(EXERCISE PROMPT) Copy down every line where the string "this" shows up.

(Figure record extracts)
★ ★ ★

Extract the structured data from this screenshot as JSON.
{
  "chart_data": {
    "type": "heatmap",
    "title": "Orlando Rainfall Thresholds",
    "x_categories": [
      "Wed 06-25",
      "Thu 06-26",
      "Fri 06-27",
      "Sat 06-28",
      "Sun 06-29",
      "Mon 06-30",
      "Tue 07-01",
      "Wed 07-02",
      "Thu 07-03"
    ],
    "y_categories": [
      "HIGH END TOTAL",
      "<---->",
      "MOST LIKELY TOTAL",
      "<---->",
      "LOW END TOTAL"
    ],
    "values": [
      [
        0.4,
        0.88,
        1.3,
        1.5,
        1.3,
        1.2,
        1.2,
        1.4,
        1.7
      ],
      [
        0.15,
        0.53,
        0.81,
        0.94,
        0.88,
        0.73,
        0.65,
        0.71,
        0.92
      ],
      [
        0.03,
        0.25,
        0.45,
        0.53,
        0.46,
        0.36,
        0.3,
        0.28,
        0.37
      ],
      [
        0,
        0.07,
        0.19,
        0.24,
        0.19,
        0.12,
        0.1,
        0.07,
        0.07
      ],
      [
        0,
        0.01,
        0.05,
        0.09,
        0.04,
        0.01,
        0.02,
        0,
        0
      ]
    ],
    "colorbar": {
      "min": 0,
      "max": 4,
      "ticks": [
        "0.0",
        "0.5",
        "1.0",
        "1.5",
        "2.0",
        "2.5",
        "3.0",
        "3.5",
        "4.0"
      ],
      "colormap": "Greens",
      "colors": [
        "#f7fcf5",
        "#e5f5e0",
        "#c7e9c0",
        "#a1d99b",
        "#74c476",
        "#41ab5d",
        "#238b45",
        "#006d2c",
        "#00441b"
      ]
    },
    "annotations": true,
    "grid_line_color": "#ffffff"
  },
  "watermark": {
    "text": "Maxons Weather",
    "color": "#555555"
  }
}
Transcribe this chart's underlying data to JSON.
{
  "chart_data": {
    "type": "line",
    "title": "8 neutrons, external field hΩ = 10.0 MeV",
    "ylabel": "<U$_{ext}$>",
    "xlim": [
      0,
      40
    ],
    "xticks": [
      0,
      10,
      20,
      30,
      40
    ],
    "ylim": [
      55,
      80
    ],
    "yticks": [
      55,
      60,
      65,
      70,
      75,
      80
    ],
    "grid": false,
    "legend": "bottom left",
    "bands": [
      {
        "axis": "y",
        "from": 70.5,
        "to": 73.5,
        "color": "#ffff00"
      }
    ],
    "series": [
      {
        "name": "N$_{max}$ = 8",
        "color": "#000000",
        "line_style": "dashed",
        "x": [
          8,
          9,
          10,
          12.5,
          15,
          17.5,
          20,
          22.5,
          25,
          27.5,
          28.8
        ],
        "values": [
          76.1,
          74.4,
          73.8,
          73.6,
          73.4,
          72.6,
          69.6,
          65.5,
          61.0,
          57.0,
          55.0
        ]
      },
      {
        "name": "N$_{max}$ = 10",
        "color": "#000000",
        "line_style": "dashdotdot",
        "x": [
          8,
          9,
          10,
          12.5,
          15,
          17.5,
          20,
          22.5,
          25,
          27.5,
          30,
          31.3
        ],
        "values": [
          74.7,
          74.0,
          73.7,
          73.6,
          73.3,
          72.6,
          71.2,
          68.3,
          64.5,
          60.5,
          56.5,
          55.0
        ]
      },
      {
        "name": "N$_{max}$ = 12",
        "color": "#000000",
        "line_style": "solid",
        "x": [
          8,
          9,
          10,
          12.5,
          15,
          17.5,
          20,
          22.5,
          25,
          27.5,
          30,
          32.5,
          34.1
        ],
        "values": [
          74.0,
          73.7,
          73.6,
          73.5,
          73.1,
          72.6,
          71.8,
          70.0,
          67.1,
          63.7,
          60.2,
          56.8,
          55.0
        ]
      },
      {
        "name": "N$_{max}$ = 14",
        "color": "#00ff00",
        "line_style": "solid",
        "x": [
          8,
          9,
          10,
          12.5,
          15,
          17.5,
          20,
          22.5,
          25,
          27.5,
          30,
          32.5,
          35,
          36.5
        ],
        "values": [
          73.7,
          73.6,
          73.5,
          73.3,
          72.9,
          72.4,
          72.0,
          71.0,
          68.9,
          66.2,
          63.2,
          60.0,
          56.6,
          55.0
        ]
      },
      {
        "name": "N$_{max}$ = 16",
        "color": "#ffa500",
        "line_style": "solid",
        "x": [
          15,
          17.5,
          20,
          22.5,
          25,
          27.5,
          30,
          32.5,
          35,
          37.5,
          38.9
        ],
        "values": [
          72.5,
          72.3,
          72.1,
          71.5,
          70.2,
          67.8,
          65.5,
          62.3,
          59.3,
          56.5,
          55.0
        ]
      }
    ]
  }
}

★ ★ ★

(TASK RESULT)
Extract the structured data from this screenshot as JSON.
Transcribe this chart's underlying data to JSON.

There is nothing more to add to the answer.